What you need to do: Look at each line of the records and count those with "icon" in them. Please answer with the count alone.

Collection entries
______
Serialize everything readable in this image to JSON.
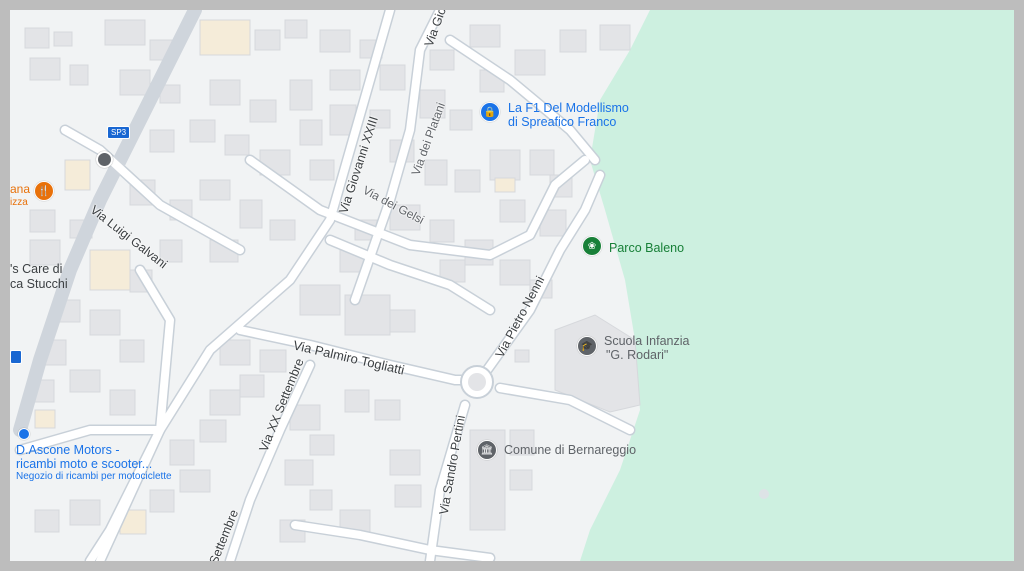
{
  "map": {
    "streets": [
      {
        "id": "via-giovanni-xxiii",
        "label": "Via Giovanni XXIII"
      },
      {
        "id": "via-gio-top",
        "label": "Via Gio"
      },
      {
        "id": "via-dei-platani",
        "label": "Via dei Platani"
      },
      {
        "id": "via-dei-gelsi",
        "label": "Via dei Gelsi"
      },
      {
        "id": "via-luigi-galvani",
        "label": "Via Luigi Galvani"
      },
      {
        "id": "via-pietro-nenni",
        "label": "Via Pietro Nenni"
      },
      {
        "id": "via-palmiro-togliatti",
        "label": "Via Palmiro Togliatti"
      },
      {
        "id": "via-xx-settembre",
        "label": "Via XX Settembre"
      },
      {
        "id": "via-sandro-pertini",
        "label": "Via Sandro Pertini"
      },
      {
        "id": "settembre-bottom",
        "label": "Settembre"
      }
    ],
    "road_badge": "SP3",
    "places": {
      "modellismo": {
        "line1": "La F1 Del Modellismo",
        "line2": "di Spreafico Franco",
        "icon": "shopping-bag-icon",
        "color": "#1a73e8"
      },
      "parco": {
        "label": "Parco Baleno",
        "icon": "park-flower-icon",
        "color": "#188038"
      },
      "scuola": {
        "line1": "Scuola Infanzia",
        "line2": "\"G. Rodari\"",
        "icon": "school-cap-icon",
        "color": "#5f6368"
      },
      "comune": {
        "label": "Comune di Bernareggio",
        "icon": "civic-building-icon",
        "color": "#5f6368"
      },
      "ascone": {
        "line1": "D.Ascone Motors -",
        "line2": "ricambi moto e scooter...",
        "sub": "Negozio di ricambi per motociclette",
        "icon": "pin-icon",
        "color": "#1a73e8"
      },
      "restaurant_partial": {
        "line1": "ana",
        "line2": "izza",
        "icon": "fork-knife-icon",
        "color": "#e8710a"
      },
      "care_partial": {
        "line1": "'s Care di",
        "line2": "ca Stucchi"
      }
    },
    "colors": {
      "park": "#cdf0e0",
      "road": "#ffffff",
      "road_outline": "#c8d0d8",
      "building": "#e3e4e7",
      "land": "#f1f3f4"
    }
  }
}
______
Response to the task: 6